*REQUIREMENTS*: Extract the full set of records, then give each one again exactly.

-------------------------

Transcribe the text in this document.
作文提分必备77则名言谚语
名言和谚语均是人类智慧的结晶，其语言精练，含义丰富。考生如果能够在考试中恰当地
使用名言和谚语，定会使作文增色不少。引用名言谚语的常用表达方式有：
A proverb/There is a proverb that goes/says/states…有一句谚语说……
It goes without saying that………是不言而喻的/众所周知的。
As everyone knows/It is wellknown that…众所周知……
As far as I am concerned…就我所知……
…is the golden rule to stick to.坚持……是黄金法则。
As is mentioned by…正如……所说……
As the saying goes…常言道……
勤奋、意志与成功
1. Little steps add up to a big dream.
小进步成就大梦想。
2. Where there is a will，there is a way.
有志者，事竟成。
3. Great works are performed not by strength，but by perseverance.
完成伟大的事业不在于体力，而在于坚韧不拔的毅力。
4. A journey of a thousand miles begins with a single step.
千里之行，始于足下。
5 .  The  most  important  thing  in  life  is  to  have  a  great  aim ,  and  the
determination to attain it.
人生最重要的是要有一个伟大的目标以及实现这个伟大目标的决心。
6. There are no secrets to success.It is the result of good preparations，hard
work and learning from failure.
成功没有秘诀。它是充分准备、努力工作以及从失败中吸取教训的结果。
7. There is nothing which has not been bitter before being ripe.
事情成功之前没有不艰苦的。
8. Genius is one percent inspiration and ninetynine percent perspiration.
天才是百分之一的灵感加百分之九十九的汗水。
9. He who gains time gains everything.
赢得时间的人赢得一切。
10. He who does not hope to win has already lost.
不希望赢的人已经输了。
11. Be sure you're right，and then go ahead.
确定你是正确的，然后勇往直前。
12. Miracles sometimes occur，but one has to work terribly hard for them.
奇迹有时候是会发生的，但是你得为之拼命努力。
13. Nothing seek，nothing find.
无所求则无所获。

-------------------------

*EXPECTED ANSWER*:
Transcribe the text in this document.
作文提分必备77则名言谚语
名言和谚语均是人类智慧的结晶，其语言精练，含义丰富。考生如果能够在考试中恰当地
使用名言和谚语，定会使作文增色不少。引用名言谚语的常用表达方式有：
A proverb/There is a proverb that goes/says/states…有一句谚语说……
It goes without saying that………是不言而喻的/众所周知的。
As everyone knows/It is wellknown that…众所周知……
As far as I am concerned…就我所知……
…is the golden rule to stick to.坚持……是黄金法则。
As is mentioned by…正如……所说……
As the saying goes…常言道……
勤奋、意志与成功
1. Little steps add up to a big dream.
小进步成就大梦想。
2. Where there is a will，there is a way.
有志者，事竟成。
3. Great works are performed not by strength，but by perseverance.
完成伟大的事业不在于体力，而在于坚韧不拔的毅力。
4. A journey of a thousand miles begins with a single step.
千里之行，始于足下。
5 .  The  most  important  thing  in  life  is  to  have  a  great  aim ,  and  the
determination to attain it.
人生最重要的是要有一个伟大的目标以及实现这个伟大目标的决心。
6. There are no secrets to success.It is the result of good preparations，hard
work and learning from failure.
成功没有秘诀。它是充分准备、努力工作以及从失败中吸取教训的结果。
7. There is nothing which has not been bitter before being ripe.
事情成功之前没有不艰苦的。
8. Genius is one percent inspiration and ninetynine percent perspiration.
天才是百分之一的灵感加百分之九十九的汗水。
9. He who gains time gains everything.
赢得时间的人赢得一切。
10. He who does not hope to win has already lost.
不希望赢的人已经输了。
11. Be sure you're right，and then go ahead.
确定你是正确的，然后勇往直前。
12. Miracles sometimes occur，but one has to work terribly hard for them.
奇迹有时候是会发生的，但是你得为之拼命努力。
13. Nothing seek，nothing find.
无所求则无所获。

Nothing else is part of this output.